Requirements -> How many of the lines below hold the word "start"? Answer only with the number.

______________________________

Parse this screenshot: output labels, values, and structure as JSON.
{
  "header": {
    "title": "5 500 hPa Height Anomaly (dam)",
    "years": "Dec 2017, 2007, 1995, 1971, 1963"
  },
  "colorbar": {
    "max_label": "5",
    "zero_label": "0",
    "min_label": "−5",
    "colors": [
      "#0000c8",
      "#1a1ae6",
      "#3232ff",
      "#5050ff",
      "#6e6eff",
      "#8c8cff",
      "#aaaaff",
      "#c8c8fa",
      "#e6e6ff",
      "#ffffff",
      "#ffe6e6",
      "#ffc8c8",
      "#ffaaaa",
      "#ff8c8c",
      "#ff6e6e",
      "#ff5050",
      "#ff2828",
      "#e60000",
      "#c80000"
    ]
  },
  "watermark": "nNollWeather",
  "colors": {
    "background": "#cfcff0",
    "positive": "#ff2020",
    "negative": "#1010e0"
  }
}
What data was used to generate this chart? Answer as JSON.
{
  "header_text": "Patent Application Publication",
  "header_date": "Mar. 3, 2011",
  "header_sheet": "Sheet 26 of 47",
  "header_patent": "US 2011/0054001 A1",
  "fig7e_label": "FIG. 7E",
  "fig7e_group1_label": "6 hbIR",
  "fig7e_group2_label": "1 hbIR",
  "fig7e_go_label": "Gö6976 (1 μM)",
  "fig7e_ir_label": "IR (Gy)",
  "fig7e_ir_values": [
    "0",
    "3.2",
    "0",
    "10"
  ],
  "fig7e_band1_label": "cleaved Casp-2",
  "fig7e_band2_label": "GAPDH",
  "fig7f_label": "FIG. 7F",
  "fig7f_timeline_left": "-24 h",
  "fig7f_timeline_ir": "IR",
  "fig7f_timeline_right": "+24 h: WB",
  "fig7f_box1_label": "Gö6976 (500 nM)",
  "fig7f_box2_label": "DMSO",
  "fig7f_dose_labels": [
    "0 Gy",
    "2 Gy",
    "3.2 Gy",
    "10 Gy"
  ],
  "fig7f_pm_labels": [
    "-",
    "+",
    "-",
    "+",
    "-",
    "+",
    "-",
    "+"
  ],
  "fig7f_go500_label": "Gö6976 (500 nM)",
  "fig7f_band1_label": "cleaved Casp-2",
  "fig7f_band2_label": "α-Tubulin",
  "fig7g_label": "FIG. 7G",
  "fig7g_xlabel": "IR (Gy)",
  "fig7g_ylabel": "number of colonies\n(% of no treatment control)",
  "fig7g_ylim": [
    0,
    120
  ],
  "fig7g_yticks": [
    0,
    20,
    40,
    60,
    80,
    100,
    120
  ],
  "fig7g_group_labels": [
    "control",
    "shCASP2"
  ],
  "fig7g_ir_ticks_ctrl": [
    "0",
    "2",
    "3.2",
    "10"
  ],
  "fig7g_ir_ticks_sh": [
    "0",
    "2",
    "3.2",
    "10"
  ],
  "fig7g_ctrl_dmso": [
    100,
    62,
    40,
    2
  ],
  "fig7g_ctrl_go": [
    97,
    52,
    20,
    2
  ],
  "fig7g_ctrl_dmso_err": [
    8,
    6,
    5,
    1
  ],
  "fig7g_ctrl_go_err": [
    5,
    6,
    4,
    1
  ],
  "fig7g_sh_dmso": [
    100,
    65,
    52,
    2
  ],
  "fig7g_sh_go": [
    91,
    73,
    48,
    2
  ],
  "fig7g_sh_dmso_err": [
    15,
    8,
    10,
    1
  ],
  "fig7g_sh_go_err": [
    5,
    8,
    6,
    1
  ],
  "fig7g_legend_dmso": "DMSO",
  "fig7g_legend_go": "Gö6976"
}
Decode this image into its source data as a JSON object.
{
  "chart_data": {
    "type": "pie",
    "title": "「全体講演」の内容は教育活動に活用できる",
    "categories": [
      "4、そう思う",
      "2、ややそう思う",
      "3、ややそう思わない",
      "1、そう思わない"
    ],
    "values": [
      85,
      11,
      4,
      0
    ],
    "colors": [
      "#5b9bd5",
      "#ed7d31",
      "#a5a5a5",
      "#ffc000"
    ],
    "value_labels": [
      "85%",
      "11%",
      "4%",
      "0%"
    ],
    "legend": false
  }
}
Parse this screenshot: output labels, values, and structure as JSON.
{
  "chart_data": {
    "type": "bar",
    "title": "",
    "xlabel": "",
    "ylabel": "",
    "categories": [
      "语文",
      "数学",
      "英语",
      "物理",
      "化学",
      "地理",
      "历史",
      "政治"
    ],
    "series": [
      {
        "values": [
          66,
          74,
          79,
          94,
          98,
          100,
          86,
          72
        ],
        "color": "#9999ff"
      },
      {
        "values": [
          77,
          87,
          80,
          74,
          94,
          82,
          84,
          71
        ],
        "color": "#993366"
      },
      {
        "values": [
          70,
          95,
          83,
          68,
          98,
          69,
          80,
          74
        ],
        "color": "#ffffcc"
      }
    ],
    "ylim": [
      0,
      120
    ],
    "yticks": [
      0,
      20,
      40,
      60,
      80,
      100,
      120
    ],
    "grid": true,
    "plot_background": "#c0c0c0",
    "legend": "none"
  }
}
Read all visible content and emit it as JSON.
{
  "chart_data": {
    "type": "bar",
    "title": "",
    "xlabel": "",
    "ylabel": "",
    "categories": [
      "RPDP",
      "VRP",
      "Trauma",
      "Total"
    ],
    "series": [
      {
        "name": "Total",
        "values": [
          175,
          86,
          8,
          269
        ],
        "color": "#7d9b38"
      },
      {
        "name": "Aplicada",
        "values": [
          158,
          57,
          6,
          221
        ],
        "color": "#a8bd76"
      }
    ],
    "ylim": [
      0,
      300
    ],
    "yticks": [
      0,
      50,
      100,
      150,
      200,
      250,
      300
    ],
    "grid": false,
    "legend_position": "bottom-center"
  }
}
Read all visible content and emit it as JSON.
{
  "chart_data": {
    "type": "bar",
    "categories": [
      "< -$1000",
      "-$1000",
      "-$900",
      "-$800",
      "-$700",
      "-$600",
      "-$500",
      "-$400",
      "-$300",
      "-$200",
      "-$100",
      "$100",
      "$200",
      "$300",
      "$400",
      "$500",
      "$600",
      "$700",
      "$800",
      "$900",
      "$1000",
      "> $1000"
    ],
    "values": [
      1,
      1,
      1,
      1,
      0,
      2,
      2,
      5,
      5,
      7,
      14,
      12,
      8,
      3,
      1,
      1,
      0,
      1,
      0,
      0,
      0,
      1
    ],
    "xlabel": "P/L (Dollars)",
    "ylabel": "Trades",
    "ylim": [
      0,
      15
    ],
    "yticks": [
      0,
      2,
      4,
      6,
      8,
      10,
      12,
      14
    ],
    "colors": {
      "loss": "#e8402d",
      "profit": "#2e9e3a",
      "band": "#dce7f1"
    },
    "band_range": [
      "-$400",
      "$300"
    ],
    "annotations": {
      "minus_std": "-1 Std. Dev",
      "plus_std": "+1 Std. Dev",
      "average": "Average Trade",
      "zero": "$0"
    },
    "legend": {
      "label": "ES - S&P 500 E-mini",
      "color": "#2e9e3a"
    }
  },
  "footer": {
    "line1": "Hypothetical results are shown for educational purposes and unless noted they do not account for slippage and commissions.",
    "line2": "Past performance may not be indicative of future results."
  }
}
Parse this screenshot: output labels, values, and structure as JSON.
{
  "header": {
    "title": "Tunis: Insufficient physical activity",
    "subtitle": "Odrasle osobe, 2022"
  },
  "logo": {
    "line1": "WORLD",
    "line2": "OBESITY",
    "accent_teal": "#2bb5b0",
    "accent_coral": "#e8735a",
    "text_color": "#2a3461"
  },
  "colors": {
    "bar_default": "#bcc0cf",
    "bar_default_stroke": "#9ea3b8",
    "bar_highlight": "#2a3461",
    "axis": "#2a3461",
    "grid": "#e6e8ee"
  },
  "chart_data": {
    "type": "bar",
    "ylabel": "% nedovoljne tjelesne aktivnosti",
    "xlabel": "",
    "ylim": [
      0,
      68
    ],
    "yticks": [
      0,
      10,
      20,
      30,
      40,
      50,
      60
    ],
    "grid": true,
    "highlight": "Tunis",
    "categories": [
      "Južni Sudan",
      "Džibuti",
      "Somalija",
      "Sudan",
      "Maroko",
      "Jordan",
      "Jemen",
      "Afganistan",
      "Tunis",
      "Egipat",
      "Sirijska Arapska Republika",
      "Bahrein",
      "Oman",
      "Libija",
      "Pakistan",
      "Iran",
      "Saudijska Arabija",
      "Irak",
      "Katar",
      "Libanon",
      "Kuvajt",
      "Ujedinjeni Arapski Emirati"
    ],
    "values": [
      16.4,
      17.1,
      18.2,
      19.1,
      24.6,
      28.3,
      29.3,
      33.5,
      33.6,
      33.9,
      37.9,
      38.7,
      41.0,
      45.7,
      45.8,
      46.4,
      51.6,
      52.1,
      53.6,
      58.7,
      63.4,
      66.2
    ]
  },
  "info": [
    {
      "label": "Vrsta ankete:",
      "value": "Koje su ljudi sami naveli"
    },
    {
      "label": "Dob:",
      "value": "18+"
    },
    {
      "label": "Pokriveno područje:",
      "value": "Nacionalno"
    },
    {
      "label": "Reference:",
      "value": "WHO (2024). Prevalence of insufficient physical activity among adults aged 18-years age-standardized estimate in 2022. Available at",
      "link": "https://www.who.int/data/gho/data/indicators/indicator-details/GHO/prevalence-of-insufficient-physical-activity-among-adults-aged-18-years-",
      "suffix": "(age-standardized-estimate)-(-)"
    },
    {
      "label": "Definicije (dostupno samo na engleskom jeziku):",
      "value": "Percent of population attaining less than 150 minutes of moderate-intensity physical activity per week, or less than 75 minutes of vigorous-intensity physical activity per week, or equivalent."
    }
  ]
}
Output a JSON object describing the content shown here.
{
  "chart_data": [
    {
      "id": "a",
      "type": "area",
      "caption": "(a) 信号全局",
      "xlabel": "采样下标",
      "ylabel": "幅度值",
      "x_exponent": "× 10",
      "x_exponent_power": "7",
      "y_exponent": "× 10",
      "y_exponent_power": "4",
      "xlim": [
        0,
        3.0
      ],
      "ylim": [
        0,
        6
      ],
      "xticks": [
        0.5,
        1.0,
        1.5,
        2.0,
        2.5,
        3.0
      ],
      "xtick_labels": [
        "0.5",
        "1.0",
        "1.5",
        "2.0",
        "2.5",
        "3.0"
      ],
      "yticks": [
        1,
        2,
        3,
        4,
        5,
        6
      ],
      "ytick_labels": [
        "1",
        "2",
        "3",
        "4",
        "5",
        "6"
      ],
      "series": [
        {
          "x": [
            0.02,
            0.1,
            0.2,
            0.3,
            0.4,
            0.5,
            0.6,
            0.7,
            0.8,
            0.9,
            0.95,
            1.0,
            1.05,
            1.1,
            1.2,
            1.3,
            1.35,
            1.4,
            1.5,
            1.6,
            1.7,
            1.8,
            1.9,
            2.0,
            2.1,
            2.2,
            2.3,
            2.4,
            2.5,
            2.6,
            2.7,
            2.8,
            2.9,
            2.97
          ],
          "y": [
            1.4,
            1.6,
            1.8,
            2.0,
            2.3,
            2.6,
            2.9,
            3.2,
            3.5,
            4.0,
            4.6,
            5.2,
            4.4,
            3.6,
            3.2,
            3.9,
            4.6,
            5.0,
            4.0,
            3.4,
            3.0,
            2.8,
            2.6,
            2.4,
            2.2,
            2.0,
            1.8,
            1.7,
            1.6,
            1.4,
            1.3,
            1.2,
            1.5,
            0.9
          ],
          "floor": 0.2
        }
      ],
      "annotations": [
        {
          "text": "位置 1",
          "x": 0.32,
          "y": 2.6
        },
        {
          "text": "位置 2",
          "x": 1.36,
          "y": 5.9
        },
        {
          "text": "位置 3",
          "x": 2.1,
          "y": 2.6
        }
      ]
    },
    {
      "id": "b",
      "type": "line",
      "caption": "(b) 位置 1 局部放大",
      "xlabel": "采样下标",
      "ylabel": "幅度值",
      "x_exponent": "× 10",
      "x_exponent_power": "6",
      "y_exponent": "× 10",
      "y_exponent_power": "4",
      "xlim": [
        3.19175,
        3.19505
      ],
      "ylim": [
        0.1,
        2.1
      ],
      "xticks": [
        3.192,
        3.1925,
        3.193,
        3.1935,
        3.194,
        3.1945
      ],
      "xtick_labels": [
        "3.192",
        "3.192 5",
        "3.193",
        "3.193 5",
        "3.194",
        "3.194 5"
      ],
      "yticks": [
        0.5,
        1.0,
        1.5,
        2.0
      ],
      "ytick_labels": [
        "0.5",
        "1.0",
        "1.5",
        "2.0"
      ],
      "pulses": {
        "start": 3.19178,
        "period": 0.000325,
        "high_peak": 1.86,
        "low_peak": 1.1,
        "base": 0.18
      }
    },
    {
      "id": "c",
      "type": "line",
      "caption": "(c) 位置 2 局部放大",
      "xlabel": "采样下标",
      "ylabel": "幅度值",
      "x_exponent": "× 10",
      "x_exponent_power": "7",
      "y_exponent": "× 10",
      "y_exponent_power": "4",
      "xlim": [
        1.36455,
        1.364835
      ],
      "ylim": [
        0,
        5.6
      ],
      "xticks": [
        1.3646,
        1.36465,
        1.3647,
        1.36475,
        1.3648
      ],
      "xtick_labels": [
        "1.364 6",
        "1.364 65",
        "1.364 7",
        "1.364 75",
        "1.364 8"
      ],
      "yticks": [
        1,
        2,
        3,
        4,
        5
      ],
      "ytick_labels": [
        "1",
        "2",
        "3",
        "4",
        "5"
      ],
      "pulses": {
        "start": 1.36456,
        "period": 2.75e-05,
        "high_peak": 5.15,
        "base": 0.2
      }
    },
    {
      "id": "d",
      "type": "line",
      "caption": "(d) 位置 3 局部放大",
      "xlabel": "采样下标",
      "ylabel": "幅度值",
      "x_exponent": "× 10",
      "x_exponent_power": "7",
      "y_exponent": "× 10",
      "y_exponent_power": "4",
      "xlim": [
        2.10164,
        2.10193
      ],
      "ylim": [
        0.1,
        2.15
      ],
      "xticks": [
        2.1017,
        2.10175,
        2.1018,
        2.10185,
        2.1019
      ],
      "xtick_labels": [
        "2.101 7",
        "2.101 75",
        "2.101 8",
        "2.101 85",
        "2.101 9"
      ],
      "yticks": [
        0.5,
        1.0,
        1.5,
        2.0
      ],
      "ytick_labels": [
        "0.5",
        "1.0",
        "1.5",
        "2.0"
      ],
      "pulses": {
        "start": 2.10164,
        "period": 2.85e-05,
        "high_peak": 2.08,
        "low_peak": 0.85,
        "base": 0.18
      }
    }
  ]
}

______________________________

Written answer -> 3